* What you have to do:
Check each line of the records for "this"; collect those that have it.

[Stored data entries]
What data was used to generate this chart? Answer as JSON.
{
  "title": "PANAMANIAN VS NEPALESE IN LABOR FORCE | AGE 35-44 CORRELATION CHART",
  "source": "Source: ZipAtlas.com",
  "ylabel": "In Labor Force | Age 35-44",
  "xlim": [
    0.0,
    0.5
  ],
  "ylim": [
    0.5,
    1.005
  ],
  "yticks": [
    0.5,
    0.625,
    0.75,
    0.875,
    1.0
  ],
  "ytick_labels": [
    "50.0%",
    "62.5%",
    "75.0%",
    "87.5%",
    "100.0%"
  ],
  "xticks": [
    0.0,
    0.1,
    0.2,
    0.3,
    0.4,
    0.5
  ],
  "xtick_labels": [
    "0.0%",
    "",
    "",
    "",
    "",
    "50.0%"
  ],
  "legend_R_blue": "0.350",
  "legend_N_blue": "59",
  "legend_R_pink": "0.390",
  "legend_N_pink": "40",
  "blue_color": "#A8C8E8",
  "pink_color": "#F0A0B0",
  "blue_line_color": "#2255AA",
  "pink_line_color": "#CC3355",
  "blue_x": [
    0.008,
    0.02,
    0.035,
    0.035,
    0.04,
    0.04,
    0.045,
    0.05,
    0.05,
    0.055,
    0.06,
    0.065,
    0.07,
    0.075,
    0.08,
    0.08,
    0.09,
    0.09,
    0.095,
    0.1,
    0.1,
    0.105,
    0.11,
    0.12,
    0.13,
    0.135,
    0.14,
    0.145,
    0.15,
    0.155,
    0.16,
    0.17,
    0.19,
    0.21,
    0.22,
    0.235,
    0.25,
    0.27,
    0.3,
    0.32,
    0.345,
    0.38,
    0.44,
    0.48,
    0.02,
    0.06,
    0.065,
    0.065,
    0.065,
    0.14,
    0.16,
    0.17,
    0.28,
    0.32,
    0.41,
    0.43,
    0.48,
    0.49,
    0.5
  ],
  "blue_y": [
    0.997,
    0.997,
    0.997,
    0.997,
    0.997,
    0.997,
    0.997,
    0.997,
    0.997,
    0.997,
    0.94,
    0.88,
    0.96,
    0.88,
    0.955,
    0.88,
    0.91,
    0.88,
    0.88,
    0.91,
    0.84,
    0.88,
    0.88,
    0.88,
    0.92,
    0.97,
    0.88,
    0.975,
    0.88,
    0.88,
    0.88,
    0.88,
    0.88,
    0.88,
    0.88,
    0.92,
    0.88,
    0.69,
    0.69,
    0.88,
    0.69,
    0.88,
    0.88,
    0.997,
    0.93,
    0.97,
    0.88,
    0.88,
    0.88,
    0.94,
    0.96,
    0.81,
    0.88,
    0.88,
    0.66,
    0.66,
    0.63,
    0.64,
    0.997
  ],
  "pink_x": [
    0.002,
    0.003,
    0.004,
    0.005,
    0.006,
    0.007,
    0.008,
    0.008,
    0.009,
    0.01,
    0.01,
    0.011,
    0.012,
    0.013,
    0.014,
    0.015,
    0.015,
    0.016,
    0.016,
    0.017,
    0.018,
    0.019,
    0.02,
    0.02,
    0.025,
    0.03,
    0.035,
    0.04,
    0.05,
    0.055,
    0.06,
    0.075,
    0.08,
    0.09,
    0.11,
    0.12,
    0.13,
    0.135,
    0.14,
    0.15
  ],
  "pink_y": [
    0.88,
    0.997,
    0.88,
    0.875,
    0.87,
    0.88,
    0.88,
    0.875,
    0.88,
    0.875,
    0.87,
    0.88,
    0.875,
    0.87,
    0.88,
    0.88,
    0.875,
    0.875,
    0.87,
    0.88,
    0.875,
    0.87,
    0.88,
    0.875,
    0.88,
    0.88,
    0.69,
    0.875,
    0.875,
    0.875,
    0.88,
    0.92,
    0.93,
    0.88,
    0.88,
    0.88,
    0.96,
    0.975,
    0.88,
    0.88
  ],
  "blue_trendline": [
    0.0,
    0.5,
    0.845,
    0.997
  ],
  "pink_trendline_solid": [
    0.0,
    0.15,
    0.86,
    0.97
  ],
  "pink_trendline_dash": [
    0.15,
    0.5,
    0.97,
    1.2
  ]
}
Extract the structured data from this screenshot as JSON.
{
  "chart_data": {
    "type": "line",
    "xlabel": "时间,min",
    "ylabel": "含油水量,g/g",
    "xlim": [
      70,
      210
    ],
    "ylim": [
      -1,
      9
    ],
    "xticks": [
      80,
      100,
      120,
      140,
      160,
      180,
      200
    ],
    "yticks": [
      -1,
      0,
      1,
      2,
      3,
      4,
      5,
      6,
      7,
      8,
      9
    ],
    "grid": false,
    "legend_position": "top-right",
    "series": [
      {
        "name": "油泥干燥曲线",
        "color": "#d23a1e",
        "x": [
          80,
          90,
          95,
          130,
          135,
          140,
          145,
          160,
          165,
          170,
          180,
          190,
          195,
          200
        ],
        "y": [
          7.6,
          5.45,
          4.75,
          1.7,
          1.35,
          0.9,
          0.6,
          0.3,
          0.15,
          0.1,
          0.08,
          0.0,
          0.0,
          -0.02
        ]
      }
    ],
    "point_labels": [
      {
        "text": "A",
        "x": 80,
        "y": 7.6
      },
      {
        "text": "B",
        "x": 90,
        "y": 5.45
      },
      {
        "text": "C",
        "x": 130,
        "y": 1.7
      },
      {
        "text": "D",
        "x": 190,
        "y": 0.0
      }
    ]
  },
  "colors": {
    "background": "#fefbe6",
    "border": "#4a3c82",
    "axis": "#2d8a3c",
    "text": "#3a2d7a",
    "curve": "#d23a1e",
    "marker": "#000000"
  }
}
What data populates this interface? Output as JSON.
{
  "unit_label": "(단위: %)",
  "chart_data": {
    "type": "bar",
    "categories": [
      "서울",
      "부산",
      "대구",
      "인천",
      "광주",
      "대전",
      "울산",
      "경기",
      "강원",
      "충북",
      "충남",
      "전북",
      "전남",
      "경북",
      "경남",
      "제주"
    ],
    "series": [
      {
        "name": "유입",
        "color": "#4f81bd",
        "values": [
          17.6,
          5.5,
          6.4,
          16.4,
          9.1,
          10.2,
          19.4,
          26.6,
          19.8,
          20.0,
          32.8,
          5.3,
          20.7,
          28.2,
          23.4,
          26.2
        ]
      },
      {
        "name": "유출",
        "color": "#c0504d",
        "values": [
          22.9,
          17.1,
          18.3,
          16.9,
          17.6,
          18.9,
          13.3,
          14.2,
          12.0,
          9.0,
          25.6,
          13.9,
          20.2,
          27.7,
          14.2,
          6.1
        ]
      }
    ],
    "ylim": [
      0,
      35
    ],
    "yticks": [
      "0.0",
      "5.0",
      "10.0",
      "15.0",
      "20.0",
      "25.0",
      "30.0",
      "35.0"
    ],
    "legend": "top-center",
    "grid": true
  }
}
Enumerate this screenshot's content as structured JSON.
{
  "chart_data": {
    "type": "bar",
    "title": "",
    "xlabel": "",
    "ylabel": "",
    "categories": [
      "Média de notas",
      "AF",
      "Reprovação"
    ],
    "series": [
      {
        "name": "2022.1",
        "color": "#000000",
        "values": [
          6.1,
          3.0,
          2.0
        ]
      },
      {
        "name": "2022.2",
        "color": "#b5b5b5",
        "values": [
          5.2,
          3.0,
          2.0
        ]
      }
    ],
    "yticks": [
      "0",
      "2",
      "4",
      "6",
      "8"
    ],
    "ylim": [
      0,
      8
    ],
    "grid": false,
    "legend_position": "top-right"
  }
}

* Output:
What data was used to generate this chart? Answer as JSON.
Extract the structured data from this screenshot as JSON.
What data populates this interface? Output as JSON.
Enumerate this screenshot's content as structured JSON.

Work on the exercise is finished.